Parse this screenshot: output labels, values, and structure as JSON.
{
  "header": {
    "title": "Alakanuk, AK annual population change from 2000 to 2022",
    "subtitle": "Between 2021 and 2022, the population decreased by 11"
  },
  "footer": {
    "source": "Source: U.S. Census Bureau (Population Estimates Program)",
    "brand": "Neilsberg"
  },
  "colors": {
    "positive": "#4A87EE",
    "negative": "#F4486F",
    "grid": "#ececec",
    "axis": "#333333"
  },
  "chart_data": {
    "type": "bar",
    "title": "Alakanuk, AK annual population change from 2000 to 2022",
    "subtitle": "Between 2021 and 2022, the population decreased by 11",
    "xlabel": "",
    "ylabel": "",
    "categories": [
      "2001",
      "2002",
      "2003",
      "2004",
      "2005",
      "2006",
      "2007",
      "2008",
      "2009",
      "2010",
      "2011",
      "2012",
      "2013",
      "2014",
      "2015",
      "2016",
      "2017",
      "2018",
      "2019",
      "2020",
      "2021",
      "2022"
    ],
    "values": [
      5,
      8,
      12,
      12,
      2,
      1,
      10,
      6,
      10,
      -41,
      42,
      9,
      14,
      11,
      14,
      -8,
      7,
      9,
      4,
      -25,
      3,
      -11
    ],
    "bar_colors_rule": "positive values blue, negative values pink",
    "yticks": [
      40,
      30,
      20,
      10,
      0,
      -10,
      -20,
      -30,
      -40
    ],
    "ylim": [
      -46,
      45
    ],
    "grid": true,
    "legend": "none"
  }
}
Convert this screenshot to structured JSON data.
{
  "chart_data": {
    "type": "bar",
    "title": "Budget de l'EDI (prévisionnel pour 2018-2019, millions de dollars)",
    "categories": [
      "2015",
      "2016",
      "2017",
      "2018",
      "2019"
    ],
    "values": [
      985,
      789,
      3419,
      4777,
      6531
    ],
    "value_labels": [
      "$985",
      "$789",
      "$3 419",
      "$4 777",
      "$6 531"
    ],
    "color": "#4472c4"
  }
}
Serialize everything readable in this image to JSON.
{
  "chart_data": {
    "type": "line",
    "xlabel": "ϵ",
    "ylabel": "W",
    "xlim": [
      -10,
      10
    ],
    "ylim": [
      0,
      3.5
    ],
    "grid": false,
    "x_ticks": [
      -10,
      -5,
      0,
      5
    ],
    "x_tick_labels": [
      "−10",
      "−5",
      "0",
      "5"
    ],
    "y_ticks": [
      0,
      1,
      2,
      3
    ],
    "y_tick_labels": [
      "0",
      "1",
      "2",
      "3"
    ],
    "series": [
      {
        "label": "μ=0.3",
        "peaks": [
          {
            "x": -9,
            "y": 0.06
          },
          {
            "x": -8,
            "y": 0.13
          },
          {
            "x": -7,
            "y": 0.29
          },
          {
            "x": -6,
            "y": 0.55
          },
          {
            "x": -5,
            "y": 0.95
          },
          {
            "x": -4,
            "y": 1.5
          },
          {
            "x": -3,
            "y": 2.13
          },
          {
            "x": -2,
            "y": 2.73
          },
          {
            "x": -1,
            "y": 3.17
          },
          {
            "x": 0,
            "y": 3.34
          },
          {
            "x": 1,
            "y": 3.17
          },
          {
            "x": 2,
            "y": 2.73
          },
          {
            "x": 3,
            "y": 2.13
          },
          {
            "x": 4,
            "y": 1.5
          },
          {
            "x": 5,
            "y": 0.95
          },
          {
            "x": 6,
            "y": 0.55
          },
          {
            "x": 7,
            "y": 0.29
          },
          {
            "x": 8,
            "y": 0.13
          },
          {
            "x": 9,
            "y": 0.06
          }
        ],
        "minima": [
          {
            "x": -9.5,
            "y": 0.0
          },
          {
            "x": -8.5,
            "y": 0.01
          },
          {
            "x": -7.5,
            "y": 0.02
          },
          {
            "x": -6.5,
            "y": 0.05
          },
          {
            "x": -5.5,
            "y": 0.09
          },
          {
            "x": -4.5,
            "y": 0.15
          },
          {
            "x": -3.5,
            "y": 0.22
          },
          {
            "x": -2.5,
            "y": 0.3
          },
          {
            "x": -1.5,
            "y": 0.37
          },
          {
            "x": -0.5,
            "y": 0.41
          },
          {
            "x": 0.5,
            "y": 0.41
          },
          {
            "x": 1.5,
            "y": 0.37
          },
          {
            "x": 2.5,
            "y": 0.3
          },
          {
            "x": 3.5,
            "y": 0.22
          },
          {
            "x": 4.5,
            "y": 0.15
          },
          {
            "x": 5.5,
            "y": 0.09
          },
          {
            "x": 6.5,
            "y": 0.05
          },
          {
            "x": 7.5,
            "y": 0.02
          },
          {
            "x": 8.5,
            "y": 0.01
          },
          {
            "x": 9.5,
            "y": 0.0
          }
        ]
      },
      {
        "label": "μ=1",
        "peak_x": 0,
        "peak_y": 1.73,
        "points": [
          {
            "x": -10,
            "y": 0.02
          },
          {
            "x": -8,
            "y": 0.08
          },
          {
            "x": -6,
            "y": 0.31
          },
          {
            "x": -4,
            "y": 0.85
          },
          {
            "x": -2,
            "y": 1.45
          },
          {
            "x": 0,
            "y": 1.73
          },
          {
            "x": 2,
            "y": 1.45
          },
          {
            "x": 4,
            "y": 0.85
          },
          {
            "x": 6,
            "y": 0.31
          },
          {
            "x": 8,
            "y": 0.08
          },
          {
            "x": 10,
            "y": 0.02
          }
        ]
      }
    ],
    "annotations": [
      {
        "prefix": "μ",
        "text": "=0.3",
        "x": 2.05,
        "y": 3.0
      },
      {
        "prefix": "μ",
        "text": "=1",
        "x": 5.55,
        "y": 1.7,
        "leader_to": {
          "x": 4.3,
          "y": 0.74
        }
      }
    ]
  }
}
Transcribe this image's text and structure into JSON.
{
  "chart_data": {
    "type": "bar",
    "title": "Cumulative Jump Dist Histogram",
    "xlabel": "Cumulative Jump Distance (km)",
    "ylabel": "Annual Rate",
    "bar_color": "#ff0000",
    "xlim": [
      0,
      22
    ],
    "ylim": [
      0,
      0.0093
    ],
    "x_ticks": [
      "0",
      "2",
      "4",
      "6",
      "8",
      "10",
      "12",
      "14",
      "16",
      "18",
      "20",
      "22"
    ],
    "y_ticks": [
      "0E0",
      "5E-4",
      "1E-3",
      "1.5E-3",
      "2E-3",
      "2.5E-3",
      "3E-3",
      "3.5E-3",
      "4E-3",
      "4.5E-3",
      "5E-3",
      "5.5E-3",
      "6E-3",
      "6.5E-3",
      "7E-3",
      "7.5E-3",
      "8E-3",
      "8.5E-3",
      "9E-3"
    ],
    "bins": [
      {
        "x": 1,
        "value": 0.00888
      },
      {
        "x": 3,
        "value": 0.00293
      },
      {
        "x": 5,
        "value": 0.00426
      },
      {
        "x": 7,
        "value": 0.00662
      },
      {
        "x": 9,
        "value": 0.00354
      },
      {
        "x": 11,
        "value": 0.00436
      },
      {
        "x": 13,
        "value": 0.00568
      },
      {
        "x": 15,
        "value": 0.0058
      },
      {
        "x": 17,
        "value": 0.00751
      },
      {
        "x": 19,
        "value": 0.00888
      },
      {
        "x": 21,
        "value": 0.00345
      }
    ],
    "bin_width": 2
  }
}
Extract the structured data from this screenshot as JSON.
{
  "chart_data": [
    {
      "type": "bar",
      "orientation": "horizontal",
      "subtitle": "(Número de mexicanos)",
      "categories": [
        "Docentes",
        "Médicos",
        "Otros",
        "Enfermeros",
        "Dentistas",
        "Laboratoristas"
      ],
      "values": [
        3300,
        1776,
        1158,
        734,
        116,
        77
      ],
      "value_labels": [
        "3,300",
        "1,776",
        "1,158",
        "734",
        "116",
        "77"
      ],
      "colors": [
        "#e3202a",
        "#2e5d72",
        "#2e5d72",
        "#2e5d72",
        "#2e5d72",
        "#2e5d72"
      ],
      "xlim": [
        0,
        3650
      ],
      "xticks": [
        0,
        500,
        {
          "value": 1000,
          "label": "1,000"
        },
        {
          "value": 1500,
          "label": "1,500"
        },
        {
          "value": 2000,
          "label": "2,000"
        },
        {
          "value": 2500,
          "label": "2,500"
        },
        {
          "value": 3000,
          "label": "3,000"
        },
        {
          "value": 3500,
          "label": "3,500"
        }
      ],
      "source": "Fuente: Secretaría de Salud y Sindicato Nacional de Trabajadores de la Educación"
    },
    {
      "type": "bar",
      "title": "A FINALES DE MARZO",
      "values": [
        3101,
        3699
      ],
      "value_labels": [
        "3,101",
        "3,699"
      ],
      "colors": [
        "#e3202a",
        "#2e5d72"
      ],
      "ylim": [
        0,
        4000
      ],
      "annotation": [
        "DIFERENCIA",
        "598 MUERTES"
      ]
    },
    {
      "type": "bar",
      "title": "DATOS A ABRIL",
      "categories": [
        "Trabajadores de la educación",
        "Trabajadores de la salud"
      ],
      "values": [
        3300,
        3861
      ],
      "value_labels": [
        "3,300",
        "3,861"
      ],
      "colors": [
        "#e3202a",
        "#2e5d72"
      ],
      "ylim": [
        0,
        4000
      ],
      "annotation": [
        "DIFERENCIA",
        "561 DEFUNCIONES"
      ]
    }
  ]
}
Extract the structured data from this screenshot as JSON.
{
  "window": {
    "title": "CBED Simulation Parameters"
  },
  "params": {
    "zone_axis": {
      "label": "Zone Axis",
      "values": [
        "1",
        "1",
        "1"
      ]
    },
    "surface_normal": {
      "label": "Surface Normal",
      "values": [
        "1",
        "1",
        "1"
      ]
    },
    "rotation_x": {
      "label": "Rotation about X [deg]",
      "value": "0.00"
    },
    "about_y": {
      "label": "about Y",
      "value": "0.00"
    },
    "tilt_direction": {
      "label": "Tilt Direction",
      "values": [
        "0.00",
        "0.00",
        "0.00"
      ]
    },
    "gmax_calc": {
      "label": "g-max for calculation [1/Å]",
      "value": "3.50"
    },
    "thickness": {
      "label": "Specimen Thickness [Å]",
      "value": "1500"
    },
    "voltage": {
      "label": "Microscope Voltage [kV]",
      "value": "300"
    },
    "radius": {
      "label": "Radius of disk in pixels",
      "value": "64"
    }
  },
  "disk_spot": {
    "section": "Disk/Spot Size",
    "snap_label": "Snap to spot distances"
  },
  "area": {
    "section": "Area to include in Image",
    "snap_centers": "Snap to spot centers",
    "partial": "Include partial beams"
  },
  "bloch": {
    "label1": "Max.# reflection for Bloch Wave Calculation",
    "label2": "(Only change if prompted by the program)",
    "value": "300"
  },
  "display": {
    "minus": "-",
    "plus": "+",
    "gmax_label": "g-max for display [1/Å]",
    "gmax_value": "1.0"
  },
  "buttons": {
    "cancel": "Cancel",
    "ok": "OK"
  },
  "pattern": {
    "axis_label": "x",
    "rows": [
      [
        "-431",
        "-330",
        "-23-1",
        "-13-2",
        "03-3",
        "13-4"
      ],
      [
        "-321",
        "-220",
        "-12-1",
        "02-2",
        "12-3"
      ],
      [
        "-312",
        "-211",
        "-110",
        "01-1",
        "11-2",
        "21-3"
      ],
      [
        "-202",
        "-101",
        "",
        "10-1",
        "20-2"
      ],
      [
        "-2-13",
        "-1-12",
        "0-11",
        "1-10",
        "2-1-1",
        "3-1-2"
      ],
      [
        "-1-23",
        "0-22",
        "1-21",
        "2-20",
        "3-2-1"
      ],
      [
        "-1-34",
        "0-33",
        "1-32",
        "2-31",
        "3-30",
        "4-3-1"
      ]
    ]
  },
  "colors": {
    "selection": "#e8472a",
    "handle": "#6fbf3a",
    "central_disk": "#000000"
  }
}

----

**Task details**: State how many lines in the entries above include the word "JSON"; reply with the number alone.

**Solution**: 6